■ Record extracts
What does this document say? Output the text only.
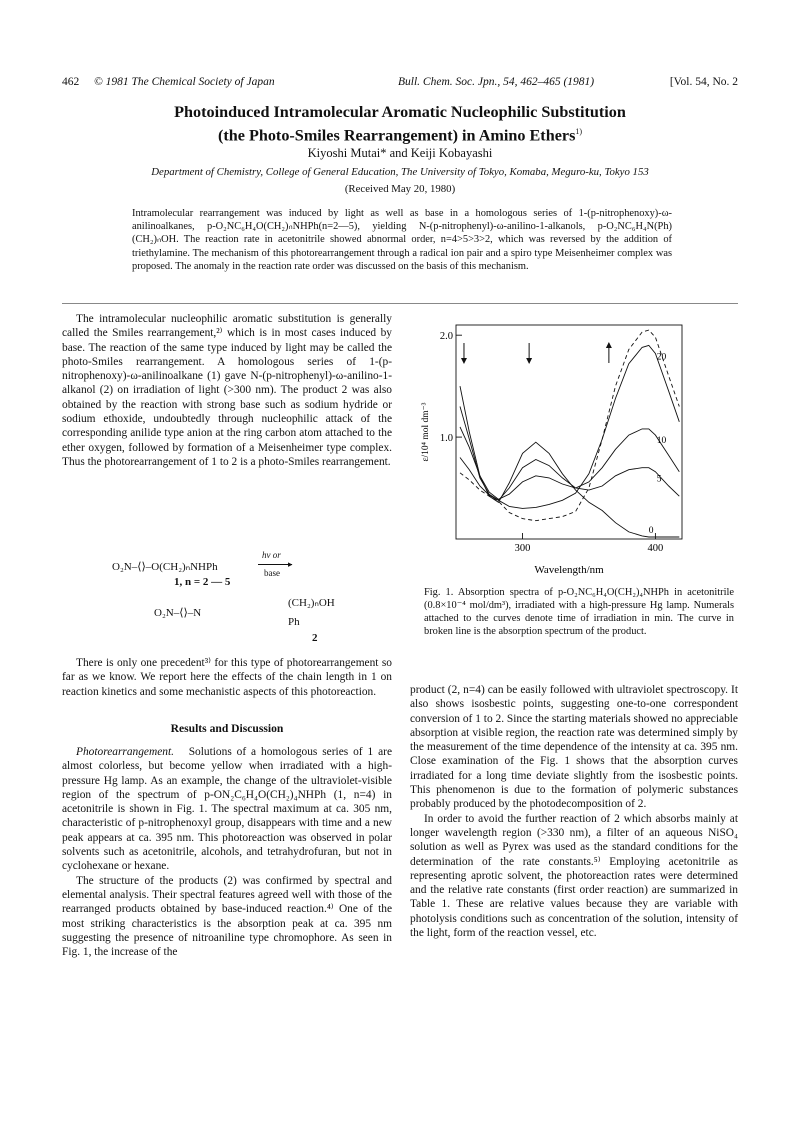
462 © 1981 The Chemical Society of Japan	Bull. Chem. Soc. Jpn., 54, 462–465 (1981)	[Vol. 54, No. 2
Photoinduced Intramolecular Aromatic Nucleophilic Substitution
(the Photo-Smiles Rearrangement) in Amino Ethers$^{1)}$
Kiyoshi Mutai* and Keiji Kobayashi
Department of Chemistry, College of General Education, The University of Tokyo, Komaba, Meguro-ku, Tokyo 153
(Received May 20, 1980)
Intramolecular rearrangement was induced by light as well as base in a homologous series of 1-(p-nitrophenoxy)-ω-anilinoalkanes, p-O₂NC₆H₄O(CH₂)ₙNHPh(n=2—5), yielding N-(p-nitrophenyl)-ω-anilino-1-alkanols, p-O₂NC₆H₄N(Ph)(CH₂)ₙOH. The reaction rate in acetonitrile showed abnormal order, n=4>5>3>2, which was reversed by the addition of triethylamine. The mechanism of this photorearrangement through a radical ion pair and a spiro type Meisenheimer complex was proposed. The anomaly in the reaction rate order was discussed on the basis of this mechanism.

The intramolecular nucleophilic aromatic substitution is generally called the Smiles rearrangement,²⁾ which is in most cases induced by base. The reaction of the same type induced by light may be called the photo-Smiles rearrangement. A homologous series of 1-(p-nitrophenoxy)-ω-anilinoalkane (1) gave N-(p-nitrophenyl)-ω-anilino-1-alkanol (2) on irradiation of light (>300 nm). The product 2 was also obtained by the reaction with strong base such as sodium hydride or sodium ethoxide, undoubtedly through nucleophilic attack of the corresponding anilide type anion at the ring carbon atom attached to the ether oxygen, followed by formation of a Meisenheimer type complex. Thus the photorearrangement of 1 to 2 is a photo-Smiles rearrangement.

O₂N–⟨⟩–O(CH₂)ₙNHPh
hν or
▸
base
1, n = 2 — 5
(CH₂)ₙOH
O₂N–⟨⟩–N
Ph
2

There is only one precedent³⁾ for this type of photorearrangement so far as we know. We report here the effects of the chain length in 1 on reaction kinetics and some mechanistic aspects of this photoreaction.

Results and Discussion

Photorearrangement. Solutions of a homologous series of 1 are almost colorless, but become yellow when irradiated with a high-pressure Hg lamp. As an example, the change of the ultraviolet-visible region of the spectrum of p-ON₂C₆H₄O(CH₂)₄NHPh (1, n=4) in acetonitrile is shown in Fig. 1. The spectral maximum at ca. 305 nm, characteristic of p-nitrophenoxyl group, disappears with time and a new peak appears at ca. 395 nm. This photoreaction was observed in polar solvents such as acetonitrile, alcohols, and tetrahydrofuran, but not in cyclohexane or hexane.

The structure of the products (2) was confirmed by spectral and elemental analysis. Their spectral features agreed well with those of the rearranged products obtained by base-induced reaction.⁴⁾ One of the most striking characteristics is the absorption peak at ca. 395 nm suggesting the presence of nitroaniline type chromophore. As seen in Fig. 1, the increase of the

1.0
2.0
300	400
Wavelength/nm
ε/10⁴ mol dm⁻³
0
5
10
20
Fig. 1. Absorption spectra of p-O₂NC₆H₄O(CH₂)₄NHPh in acetonitrile (0.8×10⁻⁴ mol/dm³), irradiated with a high-pressure Hg lamp. Numerals attached to the curves denote time of irradiation in min. The curve in broken line is the absorption spectrum of the product.

product (2, n=4) can be easily followed with ultraviolet spectroscopy. It also shows isosbestic points, suggesting one-to-one correspondent conversion of 1 to 2. Since the starting materials showed no appreciable absorption at visible region, the reaction rate was determined simply by the measurement of the time dependence of the intensity at ca. 395 nm. Close examination of the Fig. 1 shows that the absorption curves irradiated for a long time deviate slightly from the isosbestic points. This phenomenon is due to the formation of polymeric substances probably produced by the photodecomposition of 2.

In order to avoid the further reaction of 2 which absorbs mainly at longer wavelength region (>330 nm), a filter of an aqueous NiSO₄ solution as well as Pyrex was used as the standard conditions for the determination of the rate constants.⁵⁾ Employing acetonitrile as representing aprotic solvent, the photoreaction rates were determined and the relative rate constants (first order reaction) are summarized in Table 1. These are relative values because they are variable with photolysis conditions such as concentration of the solution, intensity of the light, form of the reaction vessel, etc.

■ What you need to do
Output the data above without changes, apart from leaving out the pictures.

■ Reply to the exercise
What does this document say? Output the text only.
462 © 1981 The Chemical Society of Japan	Bull. Chem. Soc. Jpn., 54, 462–465 (1981)	[Vol. 54, No. 2
Photoinduced Intramolecular Aromatic Nucleophilic Substitution
(the Photo-Smiles Rearrangement) in Amino Ethers$^{1)}$
Kiyoshi Mutai* and Keiji Kobayashi
Department of Chemistry, College of General Education, The University of Tokyo, Komaba, Meguro-ku, Tokyo 153
(Received May 20, 1980)
Intramolecular rearrangement was induced by light as well as base in a homologous series of 1-(p-nitrophenoxy)-ω-anilinoalkanes, p-O₂NC₆H₄O(CH₂)ₙNHPh(n=2—5), yielding N-(p-nitrophenyl)-ω-anilino-1-alkanols, p-O₂NC₆H₄N(Ph)(CH₂)ₙOH. The reaction rate in acetonitrile showed abnormal order, n=4>5>3>2, which was reversed by the addition of triethylamine. The mechanism of this photorearrangement through a radical ion pair and a spiro type Meisenheimer complex was proposed. The anomaly in the reaction rate order was discussed on the basis of this mechanism.

The intramolecular nucleophilic aromatic substitution is generally called the Smiles rearrangement,²⁾ which is in most cases induced by base. The reaction of the same type induced by light may be called the photo-Smiles rearrangement. A homologous series of 1-(p-nitrophenoxy)-ω-anilinoalkane (1) gave N-(p-nitrophenyl)-ω-anilino-1-alkanol (2) on irradiation of light (>300 nm). The product 2 was also obtained by the reaction with strong base such as sodium hydride or sodium ethoxide, undoubtedly through nucleophilic attack of the corresponding anilide type anion at the ring carbon atom attached to the ether oxygen, followed by formation of a Meisenheimer type complex. Thus the photorearrangement of 1 to 2 is a photo-Smiles rearrangement.

O₂N–⟨⟩–O(CH₂)ₙNHPh
hν or
▸
base
1, n = 2 — 5
(CH₂)ₙOH
O₂N–⟨⟩–N
Ph
2

There is only one precedent³⁾ for this type of photorearrangement so far as we know. We report here the effects of the chain length in 1 on reaction kinetics and some mechanistic aspects of this photoreaction.

Results and Discussion

Photorearrangement. Solutions of a homologous series of 1 are almost colorless, but become yellow when irradiated with a high-pressure Hg lamp. As an example, the change of the ultraviolet-visible region of the spectrum of p-ON₂C₆H₄O(CH₂)₄NHPh (1, n=4) in acetonitrile is shown in Fig. 1. The spectral maximum at ca. 305 nm, characteristic of p-nitrophenoxyl group, disappears with time and a new peak appears at ca. 395 nm. This photoreaction was observed in polar solvents such as acetonitrile, alcohols, and tetrahydrofuran, but not in cyclohexane or hexane.

The structure of the products (2) was confirmed by spectral and elemental analysis. Their spectral features agreed well with those of the rearranged products obtained by base-induced reaction.⁴⁾ One of the most striking characteristics is the absorption peak at ca. 395 nm suggesting the presence of nitroaniline type chromophore. As seen in Fig. 1, the increase of the

1.0
2.0
300	400
Wavelength/nm
ε/10⁴ mol dm⁻³
0
5
10
20
Fig. 1. Absorption spectra of p-O₂NC₆H₄O(CH₂)₄NHPh in acetonitrile (0.8×10⁻⁴ mol/dm³), irradiated with a high-pressure Hg lamp. Numerals attached to the curves denote time of irradiation in min. The curve in broken line is the absorption spectrum of the product.

product (2, n=4) can be easily followed with ultraviolet spectroscopy. It also shows isosbestic points, suggesting one-to-one correspondent conversion of 1 to 2. Since the starting materials showed no appreciable absorption at visible region, the reaction rate was determined simply by the measurement of the time dependence of the intensity at ca. 395 nm. Close examination of the Fig. 1 shows that the absorption curves irradiated for a long time deviate slightly from the isosbestic points. This phenomenon is due to the formation of polymeric substances probably produced by the photodecomposition of 2.

In order to avoid the further reaction of 2 which absorbs mainly at longer wavelength region (>330 nm), a filter of an aqueous NiSO₄ solution as well as Pyrex was used as the standard conditions for the determination of the rate constants.⁵⁾ Employing acetonitrile as representing aprotic solvent, the photoreaction rates were determined and the relative rate constants (first order reaction) are summarized in Table 1. These are relative values because they are variable with photolysis conditions such as concentration of the solution, intensity of the light, form of the reaction vessel, etc.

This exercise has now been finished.